◆ **Goal**
What number of lines hold the word "faceoff"? State that number and nothing besides.

◆ **Record excerpts**

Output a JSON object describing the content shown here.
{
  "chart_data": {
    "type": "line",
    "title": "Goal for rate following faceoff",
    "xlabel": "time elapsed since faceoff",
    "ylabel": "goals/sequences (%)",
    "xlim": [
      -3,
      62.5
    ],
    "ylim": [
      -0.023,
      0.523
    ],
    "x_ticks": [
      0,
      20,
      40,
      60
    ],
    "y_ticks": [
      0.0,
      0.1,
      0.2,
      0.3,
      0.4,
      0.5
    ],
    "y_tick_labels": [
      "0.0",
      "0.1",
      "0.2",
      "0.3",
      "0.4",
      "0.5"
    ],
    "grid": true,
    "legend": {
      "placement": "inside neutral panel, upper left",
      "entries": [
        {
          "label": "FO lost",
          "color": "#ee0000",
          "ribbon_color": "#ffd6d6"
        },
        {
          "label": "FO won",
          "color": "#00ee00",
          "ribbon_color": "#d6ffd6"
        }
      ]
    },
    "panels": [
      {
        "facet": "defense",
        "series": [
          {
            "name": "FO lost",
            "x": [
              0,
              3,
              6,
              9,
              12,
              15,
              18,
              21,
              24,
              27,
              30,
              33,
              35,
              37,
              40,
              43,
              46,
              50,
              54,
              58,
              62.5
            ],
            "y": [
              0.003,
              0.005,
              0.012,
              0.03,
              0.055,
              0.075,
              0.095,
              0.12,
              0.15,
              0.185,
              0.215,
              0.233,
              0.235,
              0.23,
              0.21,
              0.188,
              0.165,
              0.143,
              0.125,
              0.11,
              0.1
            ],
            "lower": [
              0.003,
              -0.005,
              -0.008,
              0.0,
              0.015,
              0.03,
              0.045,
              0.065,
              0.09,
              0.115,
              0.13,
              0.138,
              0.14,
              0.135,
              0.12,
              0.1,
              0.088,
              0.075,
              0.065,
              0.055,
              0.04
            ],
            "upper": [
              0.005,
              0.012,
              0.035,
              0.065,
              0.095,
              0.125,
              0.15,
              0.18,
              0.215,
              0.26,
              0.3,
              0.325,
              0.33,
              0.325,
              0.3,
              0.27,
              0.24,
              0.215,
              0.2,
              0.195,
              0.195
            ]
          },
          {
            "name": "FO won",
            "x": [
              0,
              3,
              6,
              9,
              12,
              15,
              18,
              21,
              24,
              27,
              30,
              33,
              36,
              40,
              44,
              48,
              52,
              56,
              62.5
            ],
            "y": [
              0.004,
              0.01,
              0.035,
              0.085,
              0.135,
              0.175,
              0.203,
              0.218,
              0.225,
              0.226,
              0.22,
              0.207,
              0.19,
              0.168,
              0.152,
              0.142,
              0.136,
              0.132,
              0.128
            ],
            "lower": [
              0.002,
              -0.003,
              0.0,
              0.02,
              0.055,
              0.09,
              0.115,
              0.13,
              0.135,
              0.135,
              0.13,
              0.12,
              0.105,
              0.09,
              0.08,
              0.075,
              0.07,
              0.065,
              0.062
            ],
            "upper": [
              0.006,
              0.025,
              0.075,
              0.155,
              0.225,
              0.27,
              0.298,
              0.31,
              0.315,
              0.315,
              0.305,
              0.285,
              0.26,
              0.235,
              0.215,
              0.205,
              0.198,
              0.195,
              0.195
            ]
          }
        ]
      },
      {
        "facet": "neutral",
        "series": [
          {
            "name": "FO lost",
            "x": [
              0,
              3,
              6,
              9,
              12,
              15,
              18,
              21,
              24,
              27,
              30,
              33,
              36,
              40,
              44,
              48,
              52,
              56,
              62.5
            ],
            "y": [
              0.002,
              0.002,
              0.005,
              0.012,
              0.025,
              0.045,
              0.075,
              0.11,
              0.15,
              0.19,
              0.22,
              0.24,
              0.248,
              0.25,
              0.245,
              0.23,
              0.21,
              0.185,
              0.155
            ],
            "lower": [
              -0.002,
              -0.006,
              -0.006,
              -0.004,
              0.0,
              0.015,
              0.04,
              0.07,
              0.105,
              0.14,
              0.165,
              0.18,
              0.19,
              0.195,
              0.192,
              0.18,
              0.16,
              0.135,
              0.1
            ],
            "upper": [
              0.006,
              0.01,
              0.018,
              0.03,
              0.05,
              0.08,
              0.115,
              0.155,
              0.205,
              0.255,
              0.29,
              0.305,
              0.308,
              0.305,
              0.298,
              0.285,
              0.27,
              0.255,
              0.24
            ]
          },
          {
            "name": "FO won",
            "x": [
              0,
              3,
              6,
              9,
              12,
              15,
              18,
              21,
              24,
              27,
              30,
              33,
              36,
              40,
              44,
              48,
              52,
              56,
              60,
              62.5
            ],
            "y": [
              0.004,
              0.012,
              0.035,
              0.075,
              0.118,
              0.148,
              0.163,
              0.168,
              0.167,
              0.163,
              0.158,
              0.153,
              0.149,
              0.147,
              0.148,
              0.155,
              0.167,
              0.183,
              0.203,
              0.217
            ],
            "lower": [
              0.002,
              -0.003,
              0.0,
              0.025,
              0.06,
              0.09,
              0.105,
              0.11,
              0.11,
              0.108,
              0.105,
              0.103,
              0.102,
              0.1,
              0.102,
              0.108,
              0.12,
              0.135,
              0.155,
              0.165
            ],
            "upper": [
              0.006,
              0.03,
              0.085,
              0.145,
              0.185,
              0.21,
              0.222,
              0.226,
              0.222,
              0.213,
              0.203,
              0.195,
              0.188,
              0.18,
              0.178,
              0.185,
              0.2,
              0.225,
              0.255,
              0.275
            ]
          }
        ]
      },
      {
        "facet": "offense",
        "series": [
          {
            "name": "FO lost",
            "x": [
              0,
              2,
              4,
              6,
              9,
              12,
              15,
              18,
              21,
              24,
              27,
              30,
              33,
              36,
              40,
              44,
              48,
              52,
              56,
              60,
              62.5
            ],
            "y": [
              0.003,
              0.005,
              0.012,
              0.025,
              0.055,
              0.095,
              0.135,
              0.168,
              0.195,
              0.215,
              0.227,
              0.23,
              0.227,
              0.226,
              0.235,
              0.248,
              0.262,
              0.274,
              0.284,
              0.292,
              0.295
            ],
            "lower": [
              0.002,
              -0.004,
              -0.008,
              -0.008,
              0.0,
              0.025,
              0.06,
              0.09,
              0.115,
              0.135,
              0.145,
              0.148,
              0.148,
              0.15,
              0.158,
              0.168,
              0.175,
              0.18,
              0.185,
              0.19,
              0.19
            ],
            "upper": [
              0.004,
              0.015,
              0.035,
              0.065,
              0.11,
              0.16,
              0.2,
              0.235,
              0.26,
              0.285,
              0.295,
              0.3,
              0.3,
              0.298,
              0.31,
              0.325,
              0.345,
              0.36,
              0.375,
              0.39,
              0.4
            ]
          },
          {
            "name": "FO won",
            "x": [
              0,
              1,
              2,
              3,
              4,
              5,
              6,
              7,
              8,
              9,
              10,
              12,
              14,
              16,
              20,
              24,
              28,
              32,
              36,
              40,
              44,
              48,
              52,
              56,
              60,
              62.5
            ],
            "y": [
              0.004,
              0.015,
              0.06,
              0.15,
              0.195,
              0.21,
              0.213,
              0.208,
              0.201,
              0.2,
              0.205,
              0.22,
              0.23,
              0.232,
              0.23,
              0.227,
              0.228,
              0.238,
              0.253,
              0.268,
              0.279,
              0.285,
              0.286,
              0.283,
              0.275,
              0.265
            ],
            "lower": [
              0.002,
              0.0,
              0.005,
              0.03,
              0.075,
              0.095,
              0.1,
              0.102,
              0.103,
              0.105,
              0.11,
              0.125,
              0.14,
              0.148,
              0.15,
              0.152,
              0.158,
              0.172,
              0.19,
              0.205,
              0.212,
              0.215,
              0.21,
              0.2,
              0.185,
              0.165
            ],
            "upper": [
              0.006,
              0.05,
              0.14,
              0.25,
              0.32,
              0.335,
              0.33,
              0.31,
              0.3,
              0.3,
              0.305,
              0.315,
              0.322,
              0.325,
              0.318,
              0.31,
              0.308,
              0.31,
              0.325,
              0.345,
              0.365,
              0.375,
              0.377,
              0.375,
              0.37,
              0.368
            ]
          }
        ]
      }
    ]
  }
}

◆ **Final result**
2